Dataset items

-- START --

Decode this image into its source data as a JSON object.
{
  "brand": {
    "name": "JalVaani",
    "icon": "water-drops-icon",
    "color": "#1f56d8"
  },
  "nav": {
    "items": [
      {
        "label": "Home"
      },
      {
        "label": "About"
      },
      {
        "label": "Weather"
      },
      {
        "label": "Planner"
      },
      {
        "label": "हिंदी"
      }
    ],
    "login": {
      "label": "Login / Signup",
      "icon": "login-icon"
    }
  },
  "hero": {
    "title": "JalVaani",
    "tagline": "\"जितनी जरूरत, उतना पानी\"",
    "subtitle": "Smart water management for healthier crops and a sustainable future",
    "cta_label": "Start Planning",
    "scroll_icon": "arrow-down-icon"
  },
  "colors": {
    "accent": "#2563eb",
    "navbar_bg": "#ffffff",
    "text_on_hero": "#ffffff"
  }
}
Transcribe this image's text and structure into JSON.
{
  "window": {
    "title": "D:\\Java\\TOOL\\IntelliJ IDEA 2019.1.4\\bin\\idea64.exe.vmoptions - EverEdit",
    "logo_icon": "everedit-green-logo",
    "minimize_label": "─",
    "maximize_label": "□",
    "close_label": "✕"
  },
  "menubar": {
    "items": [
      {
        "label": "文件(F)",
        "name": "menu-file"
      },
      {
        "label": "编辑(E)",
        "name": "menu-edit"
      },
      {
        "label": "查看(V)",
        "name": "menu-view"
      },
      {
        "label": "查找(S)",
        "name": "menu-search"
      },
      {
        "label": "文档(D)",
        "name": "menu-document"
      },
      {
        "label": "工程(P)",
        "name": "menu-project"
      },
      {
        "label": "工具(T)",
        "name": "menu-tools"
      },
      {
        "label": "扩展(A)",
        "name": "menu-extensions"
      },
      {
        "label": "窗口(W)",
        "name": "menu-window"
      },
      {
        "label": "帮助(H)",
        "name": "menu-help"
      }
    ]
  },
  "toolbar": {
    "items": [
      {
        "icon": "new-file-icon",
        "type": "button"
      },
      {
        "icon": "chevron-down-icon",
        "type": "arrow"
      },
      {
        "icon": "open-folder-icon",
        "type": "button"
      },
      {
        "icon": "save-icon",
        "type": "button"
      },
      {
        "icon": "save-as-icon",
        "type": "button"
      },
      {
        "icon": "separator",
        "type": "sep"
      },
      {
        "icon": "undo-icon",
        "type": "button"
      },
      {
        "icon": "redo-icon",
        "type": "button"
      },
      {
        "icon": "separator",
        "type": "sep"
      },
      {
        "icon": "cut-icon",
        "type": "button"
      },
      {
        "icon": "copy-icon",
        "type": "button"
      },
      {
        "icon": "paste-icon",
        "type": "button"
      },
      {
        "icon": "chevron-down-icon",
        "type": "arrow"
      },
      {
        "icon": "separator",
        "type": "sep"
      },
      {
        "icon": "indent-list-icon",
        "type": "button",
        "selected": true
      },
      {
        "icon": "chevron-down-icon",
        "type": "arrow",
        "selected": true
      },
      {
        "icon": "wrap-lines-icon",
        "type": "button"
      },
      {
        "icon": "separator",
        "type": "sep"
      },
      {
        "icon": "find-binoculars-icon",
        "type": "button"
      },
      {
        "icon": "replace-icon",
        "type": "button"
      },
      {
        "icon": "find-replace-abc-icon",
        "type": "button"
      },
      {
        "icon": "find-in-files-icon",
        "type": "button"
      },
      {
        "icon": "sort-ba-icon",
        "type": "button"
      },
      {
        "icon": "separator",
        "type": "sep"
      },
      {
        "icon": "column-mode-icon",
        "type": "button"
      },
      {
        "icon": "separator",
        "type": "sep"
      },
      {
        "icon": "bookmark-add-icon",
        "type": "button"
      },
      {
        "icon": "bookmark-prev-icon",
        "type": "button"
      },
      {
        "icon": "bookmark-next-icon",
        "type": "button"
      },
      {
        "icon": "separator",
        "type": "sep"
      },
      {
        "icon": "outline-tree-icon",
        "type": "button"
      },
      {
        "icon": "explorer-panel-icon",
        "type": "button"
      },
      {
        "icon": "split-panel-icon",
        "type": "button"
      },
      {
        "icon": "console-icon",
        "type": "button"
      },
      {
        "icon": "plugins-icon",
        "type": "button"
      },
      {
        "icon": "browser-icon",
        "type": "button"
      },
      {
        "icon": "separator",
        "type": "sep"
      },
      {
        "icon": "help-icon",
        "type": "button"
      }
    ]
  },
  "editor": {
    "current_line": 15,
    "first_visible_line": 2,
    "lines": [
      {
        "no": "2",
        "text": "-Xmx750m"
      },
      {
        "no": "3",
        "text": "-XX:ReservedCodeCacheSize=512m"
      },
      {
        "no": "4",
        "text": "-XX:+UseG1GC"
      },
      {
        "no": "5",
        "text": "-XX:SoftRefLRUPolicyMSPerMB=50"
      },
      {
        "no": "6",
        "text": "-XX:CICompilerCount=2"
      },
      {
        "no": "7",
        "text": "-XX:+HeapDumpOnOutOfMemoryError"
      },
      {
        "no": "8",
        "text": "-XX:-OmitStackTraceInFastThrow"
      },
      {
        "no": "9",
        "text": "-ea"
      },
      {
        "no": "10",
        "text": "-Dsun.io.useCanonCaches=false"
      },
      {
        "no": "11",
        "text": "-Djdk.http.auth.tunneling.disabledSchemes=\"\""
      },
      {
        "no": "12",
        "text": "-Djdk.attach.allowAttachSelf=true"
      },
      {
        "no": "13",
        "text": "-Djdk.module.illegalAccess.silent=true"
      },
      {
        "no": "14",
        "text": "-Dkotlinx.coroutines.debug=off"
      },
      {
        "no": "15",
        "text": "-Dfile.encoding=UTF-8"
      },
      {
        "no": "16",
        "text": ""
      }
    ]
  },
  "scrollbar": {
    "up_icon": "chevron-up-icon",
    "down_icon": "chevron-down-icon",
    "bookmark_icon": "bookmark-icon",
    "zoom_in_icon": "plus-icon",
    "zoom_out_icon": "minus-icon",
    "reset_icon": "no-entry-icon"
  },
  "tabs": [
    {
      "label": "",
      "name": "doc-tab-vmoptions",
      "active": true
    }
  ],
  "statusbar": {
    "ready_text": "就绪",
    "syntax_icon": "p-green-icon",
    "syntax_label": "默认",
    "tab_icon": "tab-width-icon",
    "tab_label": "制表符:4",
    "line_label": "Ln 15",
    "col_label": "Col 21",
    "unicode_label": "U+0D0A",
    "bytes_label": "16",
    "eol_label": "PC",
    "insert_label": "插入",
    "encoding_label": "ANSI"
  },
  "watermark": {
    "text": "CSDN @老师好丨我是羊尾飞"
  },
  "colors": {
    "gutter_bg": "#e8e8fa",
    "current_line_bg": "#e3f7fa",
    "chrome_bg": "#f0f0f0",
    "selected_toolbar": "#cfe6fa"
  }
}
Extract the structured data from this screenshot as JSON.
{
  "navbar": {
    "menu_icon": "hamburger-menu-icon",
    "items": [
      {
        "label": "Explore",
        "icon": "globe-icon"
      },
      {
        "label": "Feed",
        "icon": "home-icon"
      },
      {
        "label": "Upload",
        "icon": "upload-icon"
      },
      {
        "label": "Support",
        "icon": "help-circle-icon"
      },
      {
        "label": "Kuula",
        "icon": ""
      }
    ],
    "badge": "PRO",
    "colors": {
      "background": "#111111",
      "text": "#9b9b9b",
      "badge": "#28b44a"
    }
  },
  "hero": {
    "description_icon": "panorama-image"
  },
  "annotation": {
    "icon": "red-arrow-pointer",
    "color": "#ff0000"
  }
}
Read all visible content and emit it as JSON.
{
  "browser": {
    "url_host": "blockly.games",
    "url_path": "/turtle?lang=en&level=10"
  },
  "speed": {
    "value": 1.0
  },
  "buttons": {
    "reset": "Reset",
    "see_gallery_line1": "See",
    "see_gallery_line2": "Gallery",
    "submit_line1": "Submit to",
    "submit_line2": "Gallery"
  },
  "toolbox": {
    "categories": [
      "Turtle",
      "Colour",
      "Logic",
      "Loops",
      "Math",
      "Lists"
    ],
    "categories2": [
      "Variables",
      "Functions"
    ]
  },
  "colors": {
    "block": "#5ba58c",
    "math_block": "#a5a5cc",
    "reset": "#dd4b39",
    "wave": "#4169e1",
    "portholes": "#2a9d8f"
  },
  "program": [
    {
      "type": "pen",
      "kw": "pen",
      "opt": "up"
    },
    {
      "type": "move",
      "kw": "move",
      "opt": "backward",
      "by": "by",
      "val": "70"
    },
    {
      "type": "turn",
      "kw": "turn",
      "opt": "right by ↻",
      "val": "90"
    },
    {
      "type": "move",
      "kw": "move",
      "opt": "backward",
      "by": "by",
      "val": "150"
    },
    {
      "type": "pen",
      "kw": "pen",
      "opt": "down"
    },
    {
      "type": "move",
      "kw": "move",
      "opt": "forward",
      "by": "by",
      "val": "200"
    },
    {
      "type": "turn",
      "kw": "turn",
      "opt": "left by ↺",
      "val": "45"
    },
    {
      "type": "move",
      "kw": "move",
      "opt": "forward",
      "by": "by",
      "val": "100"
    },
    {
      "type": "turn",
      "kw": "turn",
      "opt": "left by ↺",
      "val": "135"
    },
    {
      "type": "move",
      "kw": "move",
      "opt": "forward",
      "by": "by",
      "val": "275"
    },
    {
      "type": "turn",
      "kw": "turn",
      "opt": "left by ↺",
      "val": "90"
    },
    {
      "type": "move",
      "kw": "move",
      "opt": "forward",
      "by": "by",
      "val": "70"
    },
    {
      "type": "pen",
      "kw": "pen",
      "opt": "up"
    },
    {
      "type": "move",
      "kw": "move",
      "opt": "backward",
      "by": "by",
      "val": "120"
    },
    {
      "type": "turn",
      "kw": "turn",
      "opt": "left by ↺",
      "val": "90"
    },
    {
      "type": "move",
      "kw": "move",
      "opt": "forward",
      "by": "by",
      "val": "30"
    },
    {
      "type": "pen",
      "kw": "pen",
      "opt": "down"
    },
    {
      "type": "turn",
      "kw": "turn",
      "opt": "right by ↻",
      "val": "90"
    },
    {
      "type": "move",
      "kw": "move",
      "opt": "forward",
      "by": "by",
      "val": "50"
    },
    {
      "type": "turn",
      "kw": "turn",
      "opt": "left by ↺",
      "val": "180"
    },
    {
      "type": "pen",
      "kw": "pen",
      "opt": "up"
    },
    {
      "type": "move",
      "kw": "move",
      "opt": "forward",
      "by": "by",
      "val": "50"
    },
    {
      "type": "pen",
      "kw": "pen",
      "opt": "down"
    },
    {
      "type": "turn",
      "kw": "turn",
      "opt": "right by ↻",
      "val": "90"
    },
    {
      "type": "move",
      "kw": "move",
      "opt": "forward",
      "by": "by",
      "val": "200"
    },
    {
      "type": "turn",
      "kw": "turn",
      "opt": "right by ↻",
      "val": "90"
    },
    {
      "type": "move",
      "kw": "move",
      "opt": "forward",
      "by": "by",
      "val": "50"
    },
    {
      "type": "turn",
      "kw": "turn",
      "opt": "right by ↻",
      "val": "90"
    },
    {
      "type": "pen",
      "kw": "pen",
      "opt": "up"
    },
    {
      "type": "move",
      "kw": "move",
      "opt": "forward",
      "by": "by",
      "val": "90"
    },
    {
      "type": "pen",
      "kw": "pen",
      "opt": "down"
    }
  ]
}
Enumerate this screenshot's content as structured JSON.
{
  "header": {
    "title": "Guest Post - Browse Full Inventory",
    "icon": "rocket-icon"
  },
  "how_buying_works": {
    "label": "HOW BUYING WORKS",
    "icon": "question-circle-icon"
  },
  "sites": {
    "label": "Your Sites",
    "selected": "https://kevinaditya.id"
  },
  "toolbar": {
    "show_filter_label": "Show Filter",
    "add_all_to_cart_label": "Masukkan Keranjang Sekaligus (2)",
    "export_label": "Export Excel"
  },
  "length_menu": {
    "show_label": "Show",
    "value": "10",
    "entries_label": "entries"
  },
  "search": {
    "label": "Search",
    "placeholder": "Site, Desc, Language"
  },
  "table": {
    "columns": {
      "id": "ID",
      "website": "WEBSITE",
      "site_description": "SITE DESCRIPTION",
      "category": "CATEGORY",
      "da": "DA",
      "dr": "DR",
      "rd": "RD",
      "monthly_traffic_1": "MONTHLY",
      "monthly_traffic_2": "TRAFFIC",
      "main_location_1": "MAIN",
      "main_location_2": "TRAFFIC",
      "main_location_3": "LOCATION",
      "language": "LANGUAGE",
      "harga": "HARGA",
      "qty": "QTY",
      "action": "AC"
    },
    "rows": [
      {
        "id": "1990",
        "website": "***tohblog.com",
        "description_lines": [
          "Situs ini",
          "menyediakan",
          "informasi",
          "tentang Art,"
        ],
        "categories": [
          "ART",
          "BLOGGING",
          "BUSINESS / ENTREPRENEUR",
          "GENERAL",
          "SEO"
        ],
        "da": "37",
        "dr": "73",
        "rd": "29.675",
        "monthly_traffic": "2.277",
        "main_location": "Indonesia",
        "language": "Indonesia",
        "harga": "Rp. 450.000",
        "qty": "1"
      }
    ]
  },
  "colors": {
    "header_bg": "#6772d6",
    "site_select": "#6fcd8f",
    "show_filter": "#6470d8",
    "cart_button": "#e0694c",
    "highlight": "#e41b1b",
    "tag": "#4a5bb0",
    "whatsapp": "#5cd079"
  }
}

-- END --

• Objective
In the material above, find the lines that contain "arrow" and show them.

• The completed task
    "scroll_icon": "arrow-down-icon"
        "type": "arrow"
        "type": "arrow"
        "type": "arrow",
    "icon": "red-arrow-pointer",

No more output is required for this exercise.